Write out every line of the items below, reproducing each one character for character.

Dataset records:
━━━━━━━━━━━━━━━━

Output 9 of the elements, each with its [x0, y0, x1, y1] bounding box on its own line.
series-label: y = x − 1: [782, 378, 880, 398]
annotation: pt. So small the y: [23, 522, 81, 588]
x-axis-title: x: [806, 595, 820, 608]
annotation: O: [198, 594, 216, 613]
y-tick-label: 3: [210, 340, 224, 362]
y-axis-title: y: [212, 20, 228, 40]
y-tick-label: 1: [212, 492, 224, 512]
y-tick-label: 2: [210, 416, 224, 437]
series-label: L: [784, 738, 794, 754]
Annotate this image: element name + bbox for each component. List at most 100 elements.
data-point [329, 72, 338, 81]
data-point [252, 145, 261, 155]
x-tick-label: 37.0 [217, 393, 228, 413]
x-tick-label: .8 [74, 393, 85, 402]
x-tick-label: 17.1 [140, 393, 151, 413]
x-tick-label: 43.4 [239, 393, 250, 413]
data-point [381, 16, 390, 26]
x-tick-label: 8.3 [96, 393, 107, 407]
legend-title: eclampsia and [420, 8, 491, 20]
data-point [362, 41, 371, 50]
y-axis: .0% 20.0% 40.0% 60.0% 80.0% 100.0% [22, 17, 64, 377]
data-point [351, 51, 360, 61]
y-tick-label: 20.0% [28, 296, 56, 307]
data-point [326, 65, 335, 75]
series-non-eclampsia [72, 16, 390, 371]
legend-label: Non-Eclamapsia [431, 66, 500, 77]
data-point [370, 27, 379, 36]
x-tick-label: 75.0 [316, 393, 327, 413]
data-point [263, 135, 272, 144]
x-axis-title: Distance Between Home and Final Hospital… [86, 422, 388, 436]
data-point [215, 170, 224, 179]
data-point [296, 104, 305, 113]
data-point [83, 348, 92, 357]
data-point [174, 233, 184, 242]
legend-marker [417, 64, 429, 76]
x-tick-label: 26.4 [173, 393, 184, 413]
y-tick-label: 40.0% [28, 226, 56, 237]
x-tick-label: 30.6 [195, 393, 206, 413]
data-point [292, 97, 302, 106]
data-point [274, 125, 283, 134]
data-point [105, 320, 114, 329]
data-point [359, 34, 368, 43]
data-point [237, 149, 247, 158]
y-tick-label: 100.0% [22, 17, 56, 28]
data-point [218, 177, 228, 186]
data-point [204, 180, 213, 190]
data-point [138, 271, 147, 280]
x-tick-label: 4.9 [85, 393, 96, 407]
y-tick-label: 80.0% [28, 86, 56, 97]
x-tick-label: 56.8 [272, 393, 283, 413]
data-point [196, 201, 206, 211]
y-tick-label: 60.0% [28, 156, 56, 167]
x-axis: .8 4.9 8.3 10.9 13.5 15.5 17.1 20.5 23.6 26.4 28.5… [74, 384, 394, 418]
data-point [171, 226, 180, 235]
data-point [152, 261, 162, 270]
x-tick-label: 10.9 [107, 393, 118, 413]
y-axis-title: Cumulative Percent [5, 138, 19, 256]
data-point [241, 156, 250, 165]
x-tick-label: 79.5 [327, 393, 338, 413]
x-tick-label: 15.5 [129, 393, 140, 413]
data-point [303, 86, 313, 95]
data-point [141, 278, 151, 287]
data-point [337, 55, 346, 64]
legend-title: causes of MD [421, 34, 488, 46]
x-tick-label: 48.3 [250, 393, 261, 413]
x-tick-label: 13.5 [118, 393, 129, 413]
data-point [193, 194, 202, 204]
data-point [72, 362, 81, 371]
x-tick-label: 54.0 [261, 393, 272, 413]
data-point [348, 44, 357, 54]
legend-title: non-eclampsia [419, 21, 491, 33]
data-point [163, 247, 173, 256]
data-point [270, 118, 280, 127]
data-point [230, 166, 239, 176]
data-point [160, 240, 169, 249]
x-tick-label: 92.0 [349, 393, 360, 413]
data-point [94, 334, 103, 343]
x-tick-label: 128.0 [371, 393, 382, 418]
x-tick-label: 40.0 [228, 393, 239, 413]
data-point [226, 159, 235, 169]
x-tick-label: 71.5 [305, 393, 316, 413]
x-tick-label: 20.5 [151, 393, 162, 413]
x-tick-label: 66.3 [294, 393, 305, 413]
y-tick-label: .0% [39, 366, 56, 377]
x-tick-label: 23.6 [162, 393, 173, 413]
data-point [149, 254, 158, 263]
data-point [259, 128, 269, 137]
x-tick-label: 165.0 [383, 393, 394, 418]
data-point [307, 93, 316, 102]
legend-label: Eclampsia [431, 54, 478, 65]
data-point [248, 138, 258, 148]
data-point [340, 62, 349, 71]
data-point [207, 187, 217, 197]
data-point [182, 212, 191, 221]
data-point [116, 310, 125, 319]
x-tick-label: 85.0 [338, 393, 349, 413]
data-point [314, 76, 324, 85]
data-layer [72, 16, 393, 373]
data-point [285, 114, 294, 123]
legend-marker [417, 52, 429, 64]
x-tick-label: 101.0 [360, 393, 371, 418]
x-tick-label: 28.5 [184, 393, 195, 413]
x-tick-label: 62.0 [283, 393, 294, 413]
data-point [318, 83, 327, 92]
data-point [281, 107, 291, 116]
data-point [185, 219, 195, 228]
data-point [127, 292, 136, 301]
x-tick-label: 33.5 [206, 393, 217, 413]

━━━━━━━━━━━━━━━━

▸ **Solution to this problem**:
Output 9 of the elements, each with its [x0, y0, x1, y1] bounding box on its own line.
series-label: y = x − 1: [782, 378, 880, 398]
annotation: pt. So small the y: [23, 522, 81, 588]
x-axis-title: x: [806, 595, 820, 608]
annotation: O: [198, 594, 216, 613]
y-tick-label: 3: [210, 340, 224, 362]
y-axis-title: y: [212, 20, 228, 40]
y-tick-label: 1: [212, 492, 224, 512]
y-tick-label: 2: [210, 416, 224, 437]
series-label: L: [784, 738, 794, 754]
Annotate this image: element name + bbox for each component. List at most 100 elements.
data-point [329, 72, 338, 81]
data-point [252, 145, 261, 155]
x-tick-label: 37.0 [217, 393, 228, 413]
x-tick-label: .8 [74, 393, 85, 402]
x-tick-label: 17.1 [140, 393, 151, 413]
x-tick-label: 43.4 [239, 393, 250, 413]
data-point [381, 16, 390, 26]
x-tick-label: 8.3 [96, 393, 107, 407]
legend-title: eclampsia and [420, 8, 491, 20]
data-point [362, 41, 371, 50]
y-axis: .0% 20.0% 40.0% 60.0% 80.0% 100.0% [22, 17, 64, 377]
data-point [351, 51, 360, 61]
y-tick-label: 20.0% [28, 296, 56, 307]
data-point [326, 65, 335, 75]
series-non-eclampsia [72, 16, 390, 371]
legend-label: Non-Eclamapsia [431, 66, 500, 77]
data-point [370, 27, 379, 36]
x-tick-label: 75.0 [316, 393, 327, 413]
data-point [263, 135, 272, 144]
x-axis-title: Distance Between Home and Final Hospital… [86, 422, 388, 436]
data-point [215, 170, 224, 179]
data-point [296, 104, 305, 113]
data-point [83, 348, 92, 357]
data-point [174, 233, 184, 242]
legend-marker [417, 64, 429, 76]
x-tick-label: 26.4 [173, 393, 184, 413]
y-tick-label: 40.0% [28, 226, 56, 237]
x-tick-label: 30.6 [195, 393, 206, 413]
data-point [292, 97, 302, 106]
data-point [274, 125, 283, 134]
data-point [105, 320, 114, 329]
data-point [359, 34, 368, 43]
data-point [237, 149, 247, 158]
y-tick-label: 100.0% [22, 17, 56, 28]
data-point [218, 177, 228, 186]
data-point [204, 180, 213, 190]
data-point [138, 271, 147, 280]
x-tick-label: 4.9 [85, 393, 96, 407]
y-tick-label: 80.0% [28, 86, 56, 97]
x-tick-label: 56.8 [272, 393, 283, 413]
data-point [196, 201, 206, 211]
y-tick-label: 60.0% [28, 156, 56, 167]
x-axis: .8 4.9 8.3 10.9 13.5 15.5 17.1 20.5 23.6 26.4 28.5… [74, 384, 394, 418]
data-point [171, 226, 180, 235]
data-point [152, 261, 162, 270]
x-tick-label: 10.9 [107, 393, 118, 413]
y-axis-title: Cumulative Percent [5, 138, 19, 256]
data-point [241, 156, 250, 165]
x-tick-label: 79.5 [327, 393, 338, 413]
x-tick-label: 15.5 [129, 393, 140, 413]
data-point [303, 86, 313, 95]
data-point [141, 278, 151, 287]
data-point [337, 55, 346, 64]
legend-title: causes of MD [421, 34, 488, 46]
x-tick-label: 48.3 [250, 393, 261, 413]
x-tick-label: 13.5 [118, 393, 129, 413]
data-point [193, 194, 202, 204]
data-point [72, 362, 81, 371]
x-tick-label: 54.0 [261, 393, 272, 413]
data-point [348, 44, 357, 54]
legend-title: non-eclampsia [419, 21, 491, 33]
data-point [163, 247, 173, 256]
data-point [270, 118, 280, 127]
data-point [230, 166, 239, 176]
data-point [160, 240, 169, 249]
x-tick-label: 92.0 [349, 393, 360, 413]
data-point [94, 334, 103, 343]
x-tick-label: 128.0 [371, 393, 382, 418]
x-tick-label: 40.0 [228, 393, 239, 413]
data-point [226, 159, 235, 169]
x-tick-label: 71.5 [305, 393, 316, 413]
x-tick-label: 20.5 [151, 393, 162, 413]
x-tick-label: 66.3 [294, 393, 305, 413]
y-tick-label: .0% [39, 366, 56, 377]
x-tick-label: 23.6 [162, 393, 173, 413]
data-point [149, 254, 158, 263]
data-point [259, 128, 269, 137]
x-tick-label: 165.0 [383, 393, 394, 418]
data-point [307, 93, 316, 102]
legend-label: Eclampsia [431, 54, 478, 65]
data-point [248, 138, 258, 148]
data-point [340, 62, 349, 71]
data-point [207, 187, 217, 197]
data-point [182, 212, 191, 221]
data-point [116, 310, 125, 319]
x-tick-label: 85.0 [338, 393, 349, 413]
data-point [314, 76, 324, 85]
data-layer [72, 16, 393, 373]
data-point [285, 114, 294, 123]
legend-marker [417, 52, 429, 64]
x-tick-label: 101.0 [360, 393, 371, 418]
x-tick-label: 28.5 [184, 393, 195, 413]
x-tick-label: 62.0 [283, 393, 294, 413]
data-point [318, 83, 327, 92]
data-point [281, 107, 291, 116]
data-point [185, 219, 195, 228]
data-point [127, 292, 136, 301]
x-tick-label: 33.5 [206, 393, 217, 413]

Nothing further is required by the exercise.